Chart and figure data
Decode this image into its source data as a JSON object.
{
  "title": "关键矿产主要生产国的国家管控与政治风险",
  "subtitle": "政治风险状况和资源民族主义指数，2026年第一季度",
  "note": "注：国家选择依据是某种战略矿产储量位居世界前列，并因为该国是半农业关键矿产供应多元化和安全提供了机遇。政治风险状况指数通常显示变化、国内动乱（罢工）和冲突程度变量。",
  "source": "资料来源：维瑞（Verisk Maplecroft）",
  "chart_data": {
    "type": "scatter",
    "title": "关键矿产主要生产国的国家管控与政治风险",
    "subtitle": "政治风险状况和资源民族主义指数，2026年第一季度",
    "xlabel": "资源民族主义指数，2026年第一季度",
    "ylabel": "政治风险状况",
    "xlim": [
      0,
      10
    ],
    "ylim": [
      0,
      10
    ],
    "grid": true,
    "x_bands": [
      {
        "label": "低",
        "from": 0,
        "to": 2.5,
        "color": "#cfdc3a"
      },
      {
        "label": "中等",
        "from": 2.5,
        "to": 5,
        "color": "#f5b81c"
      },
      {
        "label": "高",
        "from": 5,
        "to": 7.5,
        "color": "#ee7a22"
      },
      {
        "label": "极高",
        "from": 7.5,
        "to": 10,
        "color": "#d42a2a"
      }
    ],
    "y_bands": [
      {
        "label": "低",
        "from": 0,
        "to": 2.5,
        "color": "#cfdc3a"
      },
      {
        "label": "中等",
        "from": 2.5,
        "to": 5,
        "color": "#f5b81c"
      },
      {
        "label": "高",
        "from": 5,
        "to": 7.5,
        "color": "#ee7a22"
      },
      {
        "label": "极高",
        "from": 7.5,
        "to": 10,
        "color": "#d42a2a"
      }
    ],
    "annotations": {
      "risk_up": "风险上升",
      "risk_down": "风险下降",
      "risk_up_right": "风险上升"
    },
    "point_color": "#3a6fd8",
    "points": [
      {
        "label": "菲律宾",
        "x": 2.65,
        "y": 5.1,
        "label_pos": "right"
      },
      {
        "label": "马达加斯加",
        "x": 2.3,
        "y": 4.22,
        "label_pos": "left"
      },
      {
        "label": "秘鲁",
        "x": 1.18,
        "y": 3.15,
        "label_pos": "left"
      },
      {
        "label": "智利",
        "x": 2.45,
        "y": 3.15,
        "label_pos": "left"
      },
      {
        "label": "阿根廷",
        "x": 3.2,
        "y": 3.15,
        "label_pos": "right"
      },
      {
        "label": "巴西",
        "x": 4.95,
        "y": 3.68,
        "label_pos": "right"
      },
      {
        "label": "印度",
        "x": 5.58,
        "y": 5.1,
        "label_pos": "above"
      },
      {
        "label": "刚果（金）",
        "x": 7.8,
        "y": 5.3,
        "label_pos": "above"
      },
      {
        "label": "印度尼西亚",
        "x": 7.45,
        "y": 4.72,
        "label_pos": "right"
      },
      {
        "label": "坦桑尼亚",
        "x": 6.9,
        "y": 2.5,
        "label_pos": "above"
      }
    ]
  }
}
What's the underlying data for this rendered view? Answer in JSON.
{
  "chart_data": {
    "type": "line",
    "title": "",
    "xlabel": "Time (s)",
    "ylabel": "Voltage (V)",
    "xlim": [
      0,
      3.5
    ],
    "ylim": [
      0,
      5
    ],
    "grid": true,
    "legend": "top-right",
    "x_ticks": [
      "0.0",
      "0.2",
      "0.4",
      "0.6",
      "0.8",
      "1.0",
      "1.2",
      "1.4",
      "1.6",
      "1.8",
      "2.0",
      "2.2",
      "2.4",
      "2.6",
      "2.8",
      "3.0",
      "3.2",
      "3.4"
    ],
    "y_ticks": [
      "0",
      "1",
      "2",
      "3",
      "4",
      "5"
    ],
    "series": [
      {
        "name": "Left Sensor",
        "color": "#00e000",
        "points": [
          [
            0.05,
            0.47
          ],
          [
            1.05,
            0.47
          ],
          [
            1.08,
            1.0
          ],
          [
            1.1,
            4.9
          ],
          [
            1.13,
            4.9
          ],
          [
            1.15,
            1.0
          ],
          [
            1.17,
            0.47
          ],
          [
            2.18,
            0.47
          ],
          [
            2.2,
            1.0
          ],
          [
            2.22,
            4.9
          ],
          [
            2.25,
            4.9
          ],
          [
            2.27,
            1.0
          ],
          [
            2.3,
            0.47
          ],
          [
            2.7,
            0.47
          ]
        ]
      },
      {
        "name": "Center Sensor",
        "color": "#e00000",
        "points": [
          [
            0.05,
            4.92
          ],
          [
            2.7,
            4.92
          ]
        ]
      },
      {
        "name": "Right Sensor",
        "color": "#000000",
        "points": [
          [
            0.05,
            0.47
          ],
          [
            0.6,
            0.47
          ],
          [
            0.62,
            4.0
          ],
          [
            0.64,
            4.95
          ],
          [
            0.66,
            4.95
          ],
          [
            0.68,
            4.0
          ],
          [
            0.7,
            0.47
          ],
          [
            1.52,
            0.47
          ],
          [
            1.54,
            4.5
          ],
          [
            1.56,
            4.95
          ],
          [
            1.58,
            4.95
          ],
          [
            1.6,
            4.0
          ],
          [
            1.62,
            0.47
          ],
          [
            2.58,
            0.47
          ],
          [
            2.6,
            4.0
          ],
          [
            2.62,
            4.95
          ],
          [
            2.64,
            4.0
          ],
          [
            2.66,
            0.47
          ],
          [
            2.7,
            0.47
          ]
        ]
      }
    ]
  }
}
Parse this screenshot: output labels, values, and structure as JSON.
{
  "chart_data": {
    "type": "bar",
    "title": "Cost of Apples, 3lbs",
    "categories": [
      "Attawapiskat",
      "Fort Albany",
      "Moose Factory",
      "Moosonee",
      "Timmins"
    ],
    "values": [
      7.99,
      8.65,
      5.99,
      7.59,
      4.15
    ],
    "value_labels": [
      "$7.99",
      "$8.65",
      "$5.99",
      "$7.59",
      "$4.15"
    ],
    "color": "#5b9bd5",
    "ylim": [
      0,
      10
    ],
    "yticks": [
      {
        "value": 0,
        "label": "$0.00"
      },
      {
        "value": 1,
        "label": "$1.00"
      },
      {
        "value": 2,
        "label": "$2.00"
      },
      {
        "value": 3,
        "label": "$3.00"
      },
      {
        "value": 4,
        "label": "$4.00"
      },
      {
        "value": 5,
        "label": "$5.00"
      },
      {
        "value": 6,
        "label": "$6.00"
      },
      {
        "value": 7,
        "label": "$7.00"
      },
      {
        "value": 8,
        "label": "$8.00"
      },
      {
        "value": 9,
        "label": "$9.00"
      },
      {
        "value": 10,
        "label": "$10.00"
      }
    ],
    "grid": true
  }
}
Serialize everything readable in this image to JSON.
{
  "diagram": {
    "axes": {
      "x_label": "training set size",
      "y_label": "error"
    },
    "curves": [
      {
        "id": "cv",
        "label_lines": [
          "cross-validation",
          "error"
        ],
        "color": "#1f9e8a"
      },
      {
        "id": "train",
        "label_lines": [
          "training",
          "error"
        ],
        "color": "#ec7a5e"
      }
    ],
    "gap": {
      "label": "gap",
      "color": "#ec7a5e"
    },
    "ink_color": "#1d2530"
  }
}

TASK DETAILS – Extract the data in full. Keep it word for word.

FINISHED ANSWER –
Decode this image into its source data as a JSON object.
{
  "title": "关键矿产主要生产国的国家管控与政治风险",
  "subtitle": "政治风险状况和资源民族主义指数，2026年第一季度",
  "note": "注：国家选择依据是某种战略矿产储量位居世界前列，并因为该国是半农业关键矿产供应多元化和安全提供了机遇。政治风险状况指数通常显示变化、国内动乱（罢工）和冲突程度变量。",
  "source": "资料来源：维瑞（Verisk Maplecroft）",
  "chart_data": {
    "type": "scatter",
    "title": "关键矿产主要生产国的国家管控与政治风险",
    "subtitle": "政治风险状况和资源民族主义指数，2026年第一季度",
    "xlabel": "资源民族主义指数，2026年第一季度",
    "ylabel": "政治风险状况",
    "xlim": [
      0,
      10
    ],
    "ylim": [
      0,
      10
    ],
    "grid": true,
    "x_bands": [
      {
        "label": "低",
        "from": 0,
        "to": 2.5,
        "color": "#cfdc3a"
      },
      {
        "label": "中等",
        "from": 2.5,
        "to": 5,
        "color": "#f5b81c"
      },
      {
        "label": "高",
        "from": 5,
        "to": 7.5,
        "color": "#ee7a22"
      },
      {
        "label": "极高",
        "from": 7.5,
        "to": 10,
        "color": "#d42a2a"
      }
    ],
    "y_bands": [
      {
        "label": "低",
        "from": 0,
        "to": 2.5,
        "color": "#cfdc3a"
      },
      {
        "label": "中等",
        "from": 2.5,
        "to": 5,
        "color": "#f5b81c"
      },
      {
        "label": "高",
        "from": 5,
        "to": 7.5,
        "color": "#ee7a22"
      },
      {
        "label": "极高",
        "from": 7.5,
        "to": 10,
        "color": "#d42a2a"
      }
    ],
    "annotations": {
      "risk_up": "风险上升",
      "risk_down": "风险下降",
      "risk_up_right": "风险上升"
    },
    "point_color": "#3a6fd8",
    "points": [
      {
        "label": "菲律宾",
        "x": 2.65,
        "y": 5.1,
        "label_pos": "right"
      },
      {
        "label": "马达加斯加",
        "x": 2.3,
        "y": 4.22,
        "label_pos": "left"
      },
      {
        "label": "秘鲁",
        "x": 1.18,
        "y": 3.15,
        "label_pos": "left"
      },
      {
        "label": "智利",
        "x": 2.45,
        "y": 3.15,
        "label_pos": "left"
      },
      {
        "label": "阿根廷",
        "x": 3.2,
        "y": 3.15,
        "label_pos": "right"
      },
      {
        "label": "巴西",
        "x": 4.95,
        "y": 3.68,
        "label_pos": "right"
      },
      {
        "label": "印度",
        "x": 5.58,
        "y": 5.1,
        "label_pos": "above"
      },
      {
        "label": "刚果（金）",
        "x": 7.8,
        "y": 5.3,
        "label_pos": "above"
      },
      {
        "label": "印度尼西亚",
        "x": 7.45,
        "y": 4.72,
        "label_pos": "right"
      },
      {
        "label": "坦桑尼亚",
        "x": 6.9,
        "y": 2.5,
        "label_pos": "above"
      }
    ]
  }
}
What's the underlying data for this rendered view? Answer in JSON.
{
  "chart_data": {
    "type": "line",
    "title": "",
    "xlabel": "Time (s)",
    "ylabel": "Voltage (V)",
    "xlim": [
      0,
      3.5
    ],
    "ylim": [
      0,
      5
    ],
    "grid": true,
    "legend": "top-right",
    "x_ticks": [
      "0.0",
      "0.2",
      "0.4",
      "0.6",
      "0.8",
      "1.0",
      "1.2",
      "1.4",
      "1.6",
      "1.8",
      "2.0",
      "2.2",
      "2.4",
      "2.6",
      "2.8",
      "3.0",
      "3.2",
      "3.4"
    ],
    "y_ticks": [
      "0",
      "1",
      "2",
      "3",
      "4",
      "5"
    ],
    "series": [
      {
        "name": "Left Sensor",
        "color": "#00e000",
        "points": [
          [
            0.05,
            0.47
          ],
          [
            1.05,
            0.47
          ],
          [
            1.08,
            1.0
          ],
          [
            1.1,
            4.9
          ],
          [
            1.13,
            4.9
          ],
          [
            1.15,
            1.0
          ],
          [
            1.17,
            0.47
          ],
          [
            2.18,
            0.47
          ],
          [
            2.2,
            1.0
          ],
          [
            2.22,
            4.9
          ],
          [
            2.25,
            4.9
          ],
          [
            2.27,
            1.0
          ],
          [
            2.3,
            0.47
          ],
          [
            2.7,
            0.47
          ]
        ]
      },
      {
        "name": "Center Sensor",
        "color": "#e00000",
        "points": [
          [
            0.05,
            4.92
          ],
          [
            2.7,
            4.92
          ]
        ]
      },
      {
        "name": "Right Sensor",
        "color": "#000000",
        "points": [
          [
            0.05,
            0.47
          ],
          [
            0.6,
            0.47
          ],
          [
            0.62,
            4.0
          ],
          [
            0.64,
            4.95
          ],
          [
            0.66,
            4.95
          ],
          [
            0.68,
            4.0
          ],
          [
            0.7,
            0.47
          ],
          [
            1.52,
            0.47
          ],
          [
            1.54,
            4.5
          ],
          [
            1.56,
            4.95
          ],
          [
            1.58,
            4.95
          ],
          [
            1.6,
            4.0
          ],
          [
            1.62,
            0.47
          ],
          [
            2.58,
            0.47
          ],
          [
            2.6,
            4.0
          ],
          [
            2.62,
            4.95
          ],
          [
            2.64,
            4.0
          ],
          [
            2.66,
            0.47
          ],
          [
            2.7,
            0.47
          ]
        ]
      }
    ]
  }
}
Parse this screenshot: output labels, values, and structure as JSON.
{
  "chart_data": {
    "type": "bar",
    "title": "Cost of Apples, 3lbs",
    "categories": [
      "Attawapiskat",
      "Fort Albany",
      "Moose Factory",
      "Moosonee",
      "Timmins"
    ],
    "values": [
      7.99,
      8.65,
      5.99,
      7.59,
      4.15
    ],
    "value_labels": [
      "$7.99",
      "$8.65",
      "$5.99",
      "$7.59",
      "$4.15"
    ],
    "color": "#5b9bd5",
    "ylim": [
      0,
      10
    ],
    "yticks": [
      {
        "value": 0,
        "label": "$0.00"
      },
      {
        "value": 1,
        "label": "$1.00"
      },
      {
        "value": 2,
        "label": "$2.00"
      },
      {
        "value": 3,
        "label": "$3.00"
      },
      {
        "value": 4,
        "label": "$4.00"
      },
      {
        "value": 5,
        "label": "$5.00"
      },
      {
        "value": 6,
        "label": "$6.00"
      },
      {
        "value": 7,
        "label": "$7.00"
      },
      {
        "value": 8,
        "label": "$8.00"
      },
      {
        "value": 9,
        "label": "$9.00"
      },
      {
        "value": 10,
        "label": "$10.00"
      }
    ],
    "grid": true
  }
}
Serialize everything readable in this image to JSON.
{
  "diagram": {
    "axes": {
      "x_label": "training set size",
      "y_label": "error"
    },
    "curves": [
      {
        "id": "cv",
        "label_lines": [
          "cross-validation",
          "error"
        ],
        "color": "#1f9e8a"
      },
      {
        "id": "train",
        "label_lines": [
          "training",
          "error"
        ],
        "color": "#ec7a5e"
      }
    ],
    "gap": {
      "label": "gap",
      "color": "#ec7a5e"
    },
    "ink_color": "#1d2530"
  }
}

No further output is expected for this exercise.